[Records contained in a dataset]
================================
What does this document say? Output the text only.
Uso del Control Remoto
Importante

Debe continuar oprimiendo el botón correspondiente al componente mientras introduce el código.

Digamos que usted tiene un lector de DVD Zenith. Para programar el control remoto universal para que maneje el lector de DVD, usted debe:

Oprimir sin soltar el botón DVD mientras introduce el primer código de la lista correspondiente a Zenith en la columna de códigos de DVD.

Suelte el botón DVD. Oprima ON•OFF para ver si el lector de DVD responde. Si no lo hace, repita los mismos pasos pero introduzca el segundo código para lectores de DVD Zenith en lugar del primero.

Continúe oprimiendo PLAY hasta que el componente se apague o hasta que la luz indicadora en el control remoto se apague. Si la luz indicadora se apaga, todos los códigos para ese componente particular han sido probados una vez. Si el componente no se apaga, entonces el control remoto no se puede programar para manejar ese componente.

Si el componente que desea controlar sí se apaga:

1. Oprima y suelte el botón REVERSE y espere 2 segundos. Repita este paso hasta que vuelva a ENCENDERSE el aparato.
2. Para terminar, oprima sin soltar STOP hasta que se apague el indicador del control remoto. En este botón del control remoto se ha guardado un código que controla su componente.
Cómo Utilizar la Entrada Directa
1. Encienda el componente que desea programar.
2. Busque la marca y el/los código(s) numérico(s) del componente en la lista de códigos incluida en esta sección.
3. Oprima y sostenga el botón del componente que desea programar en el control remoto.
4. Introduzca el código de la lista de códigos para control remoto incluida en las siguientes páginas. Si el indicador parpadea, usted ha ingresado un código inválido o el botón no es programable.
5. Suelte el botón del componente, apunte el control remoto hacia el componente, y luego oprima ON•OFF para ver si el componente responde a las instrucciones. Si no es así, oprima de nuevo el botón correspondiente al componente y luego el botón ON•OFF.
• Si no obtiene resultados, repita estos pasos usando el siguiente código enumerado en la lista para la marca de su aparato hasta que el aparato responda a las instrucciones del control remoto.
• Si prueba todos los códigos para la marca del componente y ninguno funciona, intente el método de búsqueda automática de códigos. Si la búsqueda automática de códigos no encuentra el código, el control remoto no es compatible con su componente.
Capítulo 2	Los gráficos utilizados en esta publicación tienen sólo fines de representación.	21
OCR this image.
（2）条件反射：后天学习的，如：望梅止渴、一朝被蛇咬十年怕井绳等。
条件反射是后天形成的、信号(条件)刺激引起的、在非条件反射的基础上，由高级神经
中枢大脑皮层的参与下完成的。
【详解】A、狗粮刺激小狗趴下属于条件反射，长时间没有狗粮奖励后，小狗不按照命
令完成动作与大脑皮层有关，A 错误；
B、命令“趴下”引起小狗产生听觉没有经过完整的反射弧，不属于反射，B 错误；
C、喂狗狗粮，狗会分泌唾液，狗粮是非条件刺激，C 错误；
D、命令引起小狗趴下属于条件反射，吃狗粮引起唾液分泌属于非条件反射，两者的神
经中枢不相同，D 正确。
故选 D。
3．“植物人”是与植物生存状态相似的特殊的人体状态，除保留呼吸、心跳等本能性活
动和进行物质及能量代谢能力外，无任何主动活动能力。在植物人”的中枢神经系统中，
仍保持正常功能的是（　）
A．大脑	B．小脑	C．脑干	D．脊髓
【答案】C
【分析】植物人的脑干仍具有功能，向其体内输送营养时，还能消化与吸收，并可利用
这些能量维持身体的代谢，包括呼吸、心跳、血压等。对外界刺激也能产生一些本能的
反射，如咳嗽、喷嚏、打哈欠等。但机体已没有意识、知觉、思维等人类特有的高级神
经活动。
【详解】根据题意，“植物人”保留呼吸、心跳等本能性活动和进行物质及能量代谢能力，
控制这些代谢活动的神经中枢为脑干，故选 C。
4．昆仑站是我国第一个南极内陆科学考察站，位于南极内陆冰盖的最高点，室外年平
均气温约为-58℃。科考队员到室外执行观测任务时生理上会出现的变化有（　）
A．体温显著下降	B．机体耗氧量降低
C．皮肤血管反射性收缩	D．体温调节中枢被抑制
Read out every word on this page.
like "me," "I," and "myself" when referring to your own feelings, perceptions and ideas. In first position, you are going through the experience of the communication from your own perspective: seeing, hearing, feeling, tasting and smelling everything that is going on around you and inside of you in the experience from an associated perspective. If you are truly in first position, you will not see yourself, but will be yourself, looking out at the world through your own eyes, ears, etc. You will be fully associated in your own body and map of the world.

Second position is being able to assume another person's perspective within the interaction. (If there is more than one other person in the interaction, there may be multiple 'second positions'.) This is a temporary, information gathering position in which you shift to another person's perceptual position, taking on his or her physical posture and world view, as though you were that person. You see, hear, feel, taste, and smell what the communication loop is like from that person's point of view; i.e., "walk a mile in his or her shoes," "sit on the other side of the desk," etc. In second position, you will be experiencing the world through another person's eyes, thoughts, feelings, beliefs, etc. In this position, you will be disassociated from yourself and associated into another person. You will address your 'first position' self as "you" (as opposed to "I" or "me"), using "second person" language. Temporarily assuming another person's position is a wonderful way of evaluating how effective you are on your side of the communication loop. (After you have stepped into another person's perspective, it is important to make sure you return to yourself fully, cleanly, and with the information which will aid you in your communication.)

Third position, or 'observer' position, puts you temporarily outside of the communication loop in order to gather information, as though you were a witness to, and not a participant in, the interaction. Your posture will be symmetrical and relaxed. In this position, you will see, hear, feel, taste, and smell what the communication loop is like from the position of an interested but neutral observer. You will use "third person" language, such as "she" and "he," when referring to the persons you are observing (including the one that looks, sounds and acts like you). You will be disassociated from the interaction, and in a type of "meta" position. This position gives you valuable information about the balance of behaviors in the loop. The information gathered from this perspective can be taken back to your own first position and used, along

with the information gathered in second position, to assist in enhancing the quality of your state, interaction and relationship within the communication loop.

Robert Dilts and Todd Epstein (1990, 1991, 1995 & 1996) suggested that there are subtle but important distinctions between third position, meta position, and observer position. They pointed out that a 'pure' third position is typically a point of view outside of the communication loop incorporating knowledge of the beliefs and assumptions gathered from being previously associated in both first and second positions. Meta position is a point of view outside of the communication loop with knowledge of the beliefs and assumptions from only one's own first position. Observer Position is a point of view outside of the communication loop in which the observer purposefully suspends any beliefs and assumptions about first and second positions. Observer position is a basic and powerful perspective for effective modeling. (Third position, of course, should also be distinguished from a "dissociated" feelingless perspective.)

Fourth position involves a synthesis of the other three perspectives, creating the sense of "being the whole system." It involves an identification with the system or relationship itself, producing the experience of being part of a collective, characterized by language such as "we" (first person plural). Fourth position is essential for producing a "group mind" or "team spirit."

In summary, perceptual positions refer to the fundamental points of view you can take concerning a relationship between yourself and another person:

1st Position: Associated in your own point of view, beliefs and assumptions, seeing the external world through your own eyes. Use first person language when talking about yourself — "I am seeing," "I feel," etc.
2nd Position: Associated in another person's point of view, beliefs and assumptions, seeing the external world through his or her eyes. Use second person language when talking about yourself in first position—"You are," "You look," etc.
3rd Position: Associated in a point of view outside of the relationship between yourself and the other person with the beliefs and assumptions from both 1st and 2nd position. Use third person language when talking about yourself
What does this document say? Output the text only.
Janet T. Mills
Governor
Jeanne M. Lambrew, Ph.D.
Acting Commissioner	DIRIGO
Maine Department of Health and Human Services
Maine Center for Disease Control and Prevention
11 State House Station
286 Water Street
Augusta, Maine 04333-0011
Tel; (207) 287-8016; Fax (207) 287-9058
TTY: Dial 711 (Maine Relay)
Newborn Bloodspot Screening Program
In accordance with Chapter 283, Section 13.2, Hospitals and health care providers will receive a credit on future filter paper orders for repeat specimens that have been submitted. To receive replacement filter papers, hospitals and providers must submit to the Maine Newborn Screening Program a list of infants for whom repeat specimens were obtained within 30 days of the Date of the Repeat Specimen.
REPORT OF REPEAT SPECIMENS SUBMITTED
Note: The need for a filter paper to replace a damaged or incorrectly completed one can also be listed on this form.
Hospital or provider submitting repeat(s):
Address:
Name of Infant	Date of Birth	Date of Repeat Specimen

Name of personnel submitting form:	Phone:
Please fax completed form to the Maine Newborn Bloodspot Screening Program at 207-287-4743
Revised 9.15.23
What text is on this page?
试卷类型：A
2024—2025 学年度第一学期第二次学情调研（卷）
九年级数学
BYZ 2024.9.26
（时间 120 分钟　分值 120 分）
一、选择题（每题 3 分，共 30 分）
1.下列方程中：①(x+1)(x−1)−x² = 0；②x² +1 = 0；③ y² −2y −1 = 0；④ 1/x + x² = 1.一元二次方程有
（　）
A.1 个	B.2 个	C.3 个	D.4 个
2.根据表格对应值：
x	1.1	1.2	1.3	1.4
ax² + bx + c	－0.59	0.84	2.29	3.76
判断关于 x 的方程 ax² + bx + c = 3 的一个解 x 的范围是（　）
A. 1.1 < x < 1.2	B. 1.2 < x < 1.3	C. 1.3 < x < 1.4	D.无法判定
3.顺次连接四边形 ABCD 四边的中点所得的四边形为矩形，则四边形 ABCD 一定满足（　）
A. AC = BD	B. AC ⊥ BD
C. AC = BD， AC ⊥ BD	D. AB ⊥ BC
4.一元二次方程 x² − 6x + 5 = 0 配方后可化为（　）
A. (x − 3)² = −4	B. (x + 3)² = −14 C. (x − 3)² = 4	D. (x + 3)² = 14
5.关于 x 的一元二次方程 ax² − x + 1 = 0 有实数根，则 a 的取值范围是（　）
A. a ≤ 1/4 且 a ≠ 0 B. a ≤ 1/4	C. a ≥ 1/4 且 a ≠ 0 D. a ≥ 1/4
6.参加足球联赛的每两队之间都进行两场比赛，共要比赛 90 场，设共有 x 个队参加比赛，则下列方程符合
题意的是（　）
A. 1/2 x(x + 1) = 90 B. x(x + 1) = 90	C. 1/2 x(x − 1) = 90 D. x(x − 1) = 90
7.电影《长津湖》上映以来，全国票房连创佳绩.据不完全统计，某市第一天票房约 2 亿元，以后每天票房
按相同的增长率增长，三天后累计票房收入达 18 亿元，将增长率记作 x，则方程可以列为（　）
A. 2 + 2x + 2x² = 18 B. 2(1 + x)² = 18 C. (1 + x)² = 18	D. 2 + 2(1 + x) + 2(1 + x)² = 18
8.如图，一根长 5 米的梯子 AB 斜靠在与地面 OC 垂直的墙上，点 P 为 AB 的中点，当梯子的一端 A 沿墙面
================================
> _Work to do_
Copy every line that includes the string "referring" from the material above.

> _Exercise output_
like "me," "I," and "myself" when referring to your own feelings, perceptions and ideas. In first position, you are going through the experience of the communication from your own perspective: seeing, hearing, feeling, tasting and smelling everything that is going on around you and inside of you in the experience from an associated perspective. If you are truly in first position, you will not see yourself, but will be yourself, looking out at the world through your own eyes, ears, etc. You will be fully associated in your own body and map of the world.
Third position, or 'observer' position, puts you temporarily outside of the communication loop in order to gather information, as though you were a witness to, and not a participant in, the interaction. Your posture will be symmetrical and relaxed. In this position, you will see, hear, feel, taste, and smell what the communication loop is like from the position of an interested but neutral observer. You will use "third person" language, such as "she" and "he," when referring to the persons you are observing (including the one that looks, sounds and acts like you). You will be disassociated from the interaction, and in a type of "meta" position. This position gives you valuable information about the balance of behaviors in the loop. The information gathered from this perspective can be taken back to your own first position and used, along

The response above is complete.